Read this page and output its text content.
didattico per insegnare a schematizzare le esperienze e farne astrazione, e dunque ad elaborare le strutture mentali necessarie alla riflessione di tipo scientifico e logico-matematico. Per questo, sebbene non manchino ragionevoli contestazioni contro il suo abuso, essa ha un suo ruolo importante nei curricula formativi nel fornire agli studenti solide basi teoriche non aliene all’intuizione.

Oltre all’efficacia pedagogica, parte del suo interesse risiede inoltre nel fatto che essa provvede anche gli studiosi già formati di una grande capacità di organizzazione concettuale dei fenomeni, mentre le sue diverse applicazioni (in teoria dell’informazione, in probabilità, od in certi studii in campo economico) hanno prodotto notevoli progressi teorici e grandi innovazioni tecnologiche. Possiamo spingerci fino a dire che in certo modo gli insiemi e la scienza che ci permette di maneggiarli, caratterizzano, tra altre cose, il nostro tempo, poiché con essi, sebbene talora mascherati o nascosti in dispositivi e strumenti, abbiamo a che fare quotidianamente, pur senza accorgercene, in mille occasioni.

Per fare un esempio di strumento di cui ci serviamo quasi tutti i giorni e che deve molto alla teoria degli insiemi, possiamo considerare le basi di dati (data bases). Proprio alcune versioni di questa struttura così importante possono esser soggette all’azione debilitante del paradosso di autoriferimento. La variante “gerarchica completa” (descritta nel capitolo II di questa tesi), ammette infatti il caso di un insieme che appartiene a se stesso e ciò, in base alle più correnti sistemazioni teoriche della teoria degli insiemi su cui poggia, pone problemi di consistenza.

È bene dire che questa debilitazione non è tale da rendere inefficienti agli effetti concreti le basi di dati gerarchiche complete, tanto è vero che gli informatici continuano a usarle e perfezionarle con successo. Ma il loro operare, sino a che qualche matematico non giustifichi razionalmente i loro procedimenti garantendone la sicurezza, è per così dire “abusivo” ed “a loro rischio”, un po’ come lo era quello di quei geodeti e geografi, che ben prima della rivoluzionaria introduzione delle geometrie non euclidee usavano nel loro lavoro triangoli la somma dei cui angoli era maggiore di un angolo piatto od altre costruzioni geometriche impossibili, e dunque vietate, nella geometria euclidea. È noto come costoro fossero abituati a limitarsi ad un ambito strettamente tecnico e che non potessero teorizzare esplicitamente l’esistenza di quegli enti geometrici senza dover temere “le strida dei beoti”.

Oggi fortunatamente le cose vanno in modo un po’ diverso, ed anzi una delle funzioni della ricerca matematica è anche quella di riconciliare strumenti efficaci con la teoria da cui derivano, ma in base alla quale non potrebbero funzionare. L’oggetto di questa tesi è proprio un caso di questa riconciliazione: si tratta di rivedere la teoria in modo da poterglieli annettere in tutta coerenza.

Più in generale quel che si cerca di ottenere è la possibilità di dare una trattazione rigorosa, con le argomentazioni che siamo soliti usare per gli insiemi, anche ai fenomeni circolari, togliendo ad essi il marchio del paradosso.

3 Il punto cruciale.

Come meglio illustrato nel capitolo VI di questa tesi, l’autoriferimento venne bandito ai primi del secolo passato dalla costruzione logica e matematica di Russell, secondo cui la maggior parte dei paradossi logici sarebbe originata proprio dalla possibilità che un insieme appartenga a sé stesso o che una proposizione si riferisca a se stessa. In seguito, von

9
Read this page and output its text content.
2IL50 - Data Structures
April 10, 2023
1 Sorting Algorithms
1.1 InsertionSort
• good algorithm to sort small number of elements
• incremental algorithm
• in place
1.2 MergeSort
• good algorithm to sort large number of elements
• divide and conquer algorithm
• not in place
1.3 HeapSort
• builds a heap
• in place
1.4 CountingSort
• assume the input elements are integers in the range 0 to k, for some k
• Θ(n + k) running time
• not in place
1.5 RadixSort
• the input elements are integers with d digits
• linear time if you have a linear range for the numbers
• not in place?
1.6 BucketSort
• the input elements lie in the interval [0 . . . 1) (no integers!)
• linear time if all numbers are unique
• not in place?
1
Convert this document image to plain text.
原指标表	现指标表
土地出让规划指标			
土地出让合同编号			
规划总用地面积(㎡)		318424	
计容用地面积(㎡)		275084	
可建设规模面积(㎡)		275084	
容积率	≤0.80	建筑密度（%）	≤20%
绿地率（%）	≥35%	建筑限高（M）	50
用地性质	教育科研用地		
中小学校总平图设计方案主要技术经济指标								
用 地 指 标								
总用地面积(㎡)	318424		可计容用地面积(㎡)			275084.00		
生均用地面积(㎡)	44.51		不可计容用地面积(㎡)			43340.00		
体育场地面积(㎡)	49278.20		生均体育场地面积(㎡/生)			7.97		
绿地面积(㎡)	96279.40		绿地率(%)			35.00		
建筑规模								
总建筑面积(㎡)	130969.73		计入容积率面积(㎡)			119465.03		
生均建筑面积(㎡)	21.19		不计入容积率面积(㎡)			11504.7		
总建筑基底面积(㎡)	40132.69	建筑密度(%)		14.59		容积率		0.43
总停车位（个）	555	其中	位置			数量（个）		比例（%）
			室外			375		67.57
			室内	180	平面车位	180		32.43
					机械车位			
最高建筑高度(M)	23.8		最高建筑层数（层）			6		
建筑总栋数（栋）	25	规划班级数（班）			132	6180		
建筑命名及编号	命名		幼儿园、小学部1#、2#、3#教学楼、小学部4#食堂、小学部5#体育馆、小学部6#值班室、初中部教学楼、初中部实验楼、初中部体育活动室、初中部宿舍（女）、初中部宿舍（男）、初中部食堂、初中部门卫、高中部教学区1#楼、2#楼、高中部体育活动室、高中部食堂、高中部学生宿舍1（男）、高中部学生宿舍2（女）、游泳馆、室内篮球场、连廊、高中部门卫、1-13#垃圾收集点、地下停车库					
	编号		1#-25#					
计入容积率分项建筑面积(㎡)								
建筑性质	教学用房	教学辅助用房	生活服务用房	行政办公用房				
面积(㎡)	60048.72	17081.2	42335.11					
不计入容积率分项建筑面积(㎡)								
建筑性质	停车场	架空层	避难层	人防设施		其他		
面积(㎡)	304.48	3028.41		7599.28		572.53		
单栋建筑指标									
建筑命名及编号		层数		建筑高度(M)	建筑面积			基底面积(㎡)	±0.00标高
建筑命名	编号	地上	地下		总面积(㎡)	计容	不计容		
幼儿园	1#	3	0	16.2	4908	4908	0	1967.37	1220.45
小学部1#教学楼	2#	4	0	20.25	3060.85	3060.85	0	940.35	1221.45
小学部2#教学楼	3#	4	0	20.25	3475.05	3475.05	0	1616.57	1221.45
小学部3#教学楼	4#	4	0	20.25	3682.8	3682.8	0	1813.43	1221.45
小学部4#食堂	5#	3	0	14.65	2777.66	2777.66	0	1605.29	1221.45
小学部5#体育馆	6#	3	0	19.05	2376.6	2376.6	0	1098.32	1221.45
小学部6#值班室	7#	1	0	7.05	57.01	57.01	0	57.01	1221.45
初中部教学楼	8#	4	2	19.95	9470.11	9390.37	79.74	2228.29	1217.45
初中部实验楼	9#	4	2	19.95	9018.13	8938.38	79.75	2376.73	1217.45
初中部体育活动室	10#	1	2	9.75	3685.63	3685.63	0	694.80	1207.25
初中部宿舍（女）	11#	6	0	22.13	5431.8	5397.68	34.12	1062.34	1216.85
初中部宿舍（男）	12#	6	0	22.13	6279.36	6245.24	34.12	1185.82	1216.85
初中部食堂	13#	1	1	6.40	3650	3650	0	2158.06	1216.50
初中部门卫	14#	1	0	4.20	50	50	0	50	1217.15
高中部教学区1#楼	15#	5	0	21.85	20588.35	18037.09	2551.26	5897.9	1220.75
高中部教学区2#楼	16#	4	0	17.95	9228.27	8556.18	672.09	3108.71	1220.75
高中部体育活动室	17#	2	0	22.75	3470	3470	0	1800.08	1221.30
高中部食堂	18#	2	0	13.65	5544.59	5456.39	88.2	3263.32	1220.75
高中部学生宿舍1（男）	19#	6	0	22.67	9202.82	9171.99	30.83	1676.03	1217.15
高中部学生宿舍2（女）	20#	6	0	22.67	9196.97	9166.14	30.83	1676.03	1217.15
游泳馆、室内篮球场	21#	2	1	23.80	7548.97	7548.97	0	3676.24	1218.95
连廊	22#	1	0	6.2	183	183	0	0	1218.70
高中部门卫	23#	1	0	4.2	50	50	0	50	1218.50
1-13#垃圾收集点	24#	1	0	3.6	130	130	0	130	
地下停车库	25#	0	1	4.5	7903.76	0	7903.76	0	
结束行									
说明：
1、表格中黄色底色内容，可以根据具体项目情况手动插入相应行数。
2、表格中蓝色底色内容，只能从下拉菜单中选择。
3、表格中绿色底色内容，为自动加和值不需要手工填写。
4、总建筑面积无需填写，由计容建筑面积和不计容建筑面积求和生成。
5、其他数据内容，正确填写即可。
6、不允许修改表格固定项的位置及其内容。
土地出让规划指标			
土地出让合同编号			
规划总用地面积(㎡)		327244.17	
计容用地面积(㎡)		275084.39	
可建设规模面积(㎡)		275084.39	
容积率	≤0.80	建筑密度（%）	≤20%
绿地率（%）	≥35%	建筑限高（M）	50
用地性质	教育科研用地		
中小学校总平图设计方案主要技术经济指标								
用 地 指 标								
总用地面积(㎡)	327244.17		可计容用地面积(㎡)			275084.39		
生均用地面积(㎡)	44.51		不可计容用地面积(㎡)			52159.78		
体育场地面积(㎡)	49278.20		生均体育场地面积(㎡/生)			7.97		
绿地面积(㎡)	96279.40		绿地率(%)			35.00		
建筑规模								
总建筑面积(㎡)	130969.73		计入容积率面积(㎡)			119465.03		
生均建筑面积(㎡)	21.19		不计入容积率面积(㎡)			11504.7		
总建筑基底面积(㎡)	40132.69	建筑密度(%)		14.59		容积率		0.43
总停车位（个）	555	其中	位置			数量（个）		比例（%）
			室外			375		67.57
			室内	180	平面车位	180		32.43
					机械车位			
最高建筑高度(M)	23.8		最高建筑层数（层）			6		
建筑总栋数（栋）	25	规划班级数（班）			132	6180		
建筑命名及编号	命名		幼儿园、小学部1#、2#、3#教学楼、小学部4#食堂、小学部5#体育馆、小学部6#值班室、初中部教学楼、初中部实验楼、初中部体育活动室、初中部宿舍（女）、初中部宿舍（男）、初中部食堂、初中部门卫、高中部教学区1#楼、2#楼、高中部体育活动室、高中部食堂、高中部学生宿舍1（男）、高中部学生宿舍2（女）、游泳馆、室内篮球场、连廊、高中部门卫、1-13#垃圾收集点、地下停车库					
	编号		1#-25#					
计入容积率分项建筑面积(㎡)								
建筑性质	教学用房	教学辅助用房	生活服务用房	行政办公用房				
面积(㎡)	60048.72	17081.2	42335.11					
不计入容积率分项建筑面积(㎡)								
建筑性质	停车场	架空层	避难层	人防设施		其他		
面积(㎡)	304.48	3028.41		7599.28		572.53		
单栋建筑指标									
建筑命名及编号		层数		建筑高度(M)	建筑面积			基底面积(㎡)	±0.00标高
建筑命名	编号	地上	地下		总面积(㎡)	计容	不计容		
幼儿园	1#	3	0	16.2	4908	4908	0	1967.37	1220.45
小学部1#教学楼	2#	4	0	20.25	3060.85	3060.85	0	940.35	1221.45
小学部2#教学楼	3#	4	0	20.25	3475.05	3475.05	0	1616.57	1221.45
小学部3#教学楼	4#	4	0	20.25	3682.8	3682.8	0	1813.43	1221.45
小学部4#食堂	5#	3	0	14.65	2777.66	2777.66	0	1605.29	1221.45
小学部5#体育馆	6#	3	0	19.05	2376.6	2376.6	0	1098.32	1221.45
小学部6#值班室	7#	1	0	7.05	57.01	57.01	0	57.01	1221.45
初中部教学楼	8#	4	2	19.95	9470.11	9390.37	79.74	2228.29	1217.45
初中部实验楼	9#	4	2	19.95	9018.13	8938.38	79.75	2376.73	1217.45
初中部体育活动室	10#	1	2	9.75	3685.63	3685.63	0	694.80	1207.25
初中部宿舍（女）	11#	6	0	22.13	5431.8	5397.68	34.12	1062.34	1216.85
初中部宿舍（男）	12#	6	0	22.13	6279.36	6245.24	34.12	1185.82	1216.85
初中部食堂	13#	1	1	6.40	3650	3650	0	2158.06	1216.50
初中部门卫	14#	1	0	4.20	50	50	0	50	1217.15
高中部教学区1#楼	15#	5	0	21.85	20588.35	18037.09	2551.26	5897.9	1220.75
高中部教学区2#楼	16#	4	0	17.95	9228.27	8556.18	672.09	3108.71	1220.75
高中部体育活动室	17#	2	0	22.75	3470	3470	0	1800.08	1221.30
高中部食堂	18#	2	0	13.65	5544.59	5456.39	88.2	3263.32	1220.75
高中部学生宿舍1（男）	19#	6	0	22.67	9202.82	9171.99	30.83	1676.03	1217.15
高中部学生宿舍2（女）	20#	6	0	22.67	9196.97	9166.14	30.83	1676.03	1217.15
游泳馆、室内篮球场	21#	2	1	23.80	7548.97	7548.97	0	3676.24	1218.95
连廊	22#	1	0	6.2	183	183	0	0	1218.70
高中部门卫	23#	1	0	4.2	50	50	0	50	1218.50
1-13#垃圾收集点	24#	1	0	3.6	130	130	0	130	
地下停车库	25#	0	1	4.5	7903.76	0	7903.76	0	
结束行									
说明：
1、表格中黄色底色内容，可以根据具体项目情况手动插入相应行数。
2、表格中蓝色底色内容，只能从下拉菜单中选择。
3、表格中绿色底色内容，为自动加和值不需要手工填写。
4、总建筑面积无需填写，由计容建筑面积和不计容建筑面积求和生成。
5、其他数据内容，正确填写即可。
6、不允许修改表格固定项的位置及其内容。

* **Work required**
Check each line of the records above for the string "fenomeni", and report every line that has it.

* **Exercise answer**
Oltre all’efficacia pedagogica, parte del suo interesse risiede inoltre nel fatto che essa provvede anche gli studiosi già formati di una grande capacità di organizzazione concettuale dei fenomeni, mentre le sue diverse applicazioni (in teoria dell’informazione, in probabilità, od in certi studii in campo economico) hanno prodotto notevoli progressi teorici e grandi innovazioni tecnologiche. Possiamo spingerci fino a dire che in certo modo gli insiemi e la scienza che ci permette di maneggiarli, caratterizzano, tra altre cose, il nostro tempo, poiché con essi, sebbene talora mascherati o nascosti in dispositivi e strumenti, abbiamo a che fare quotidianamente, pur senza accorgercene, in mille occasioni.
Più in generale quel che si cerca di ottenere è la possibilità di dare una trattazione rigorosa, con le argomentazioni che siamo soliti usare per gli insiemi, anche ai fenomeni circolari, togliendo ad essi il marchio del paradosso.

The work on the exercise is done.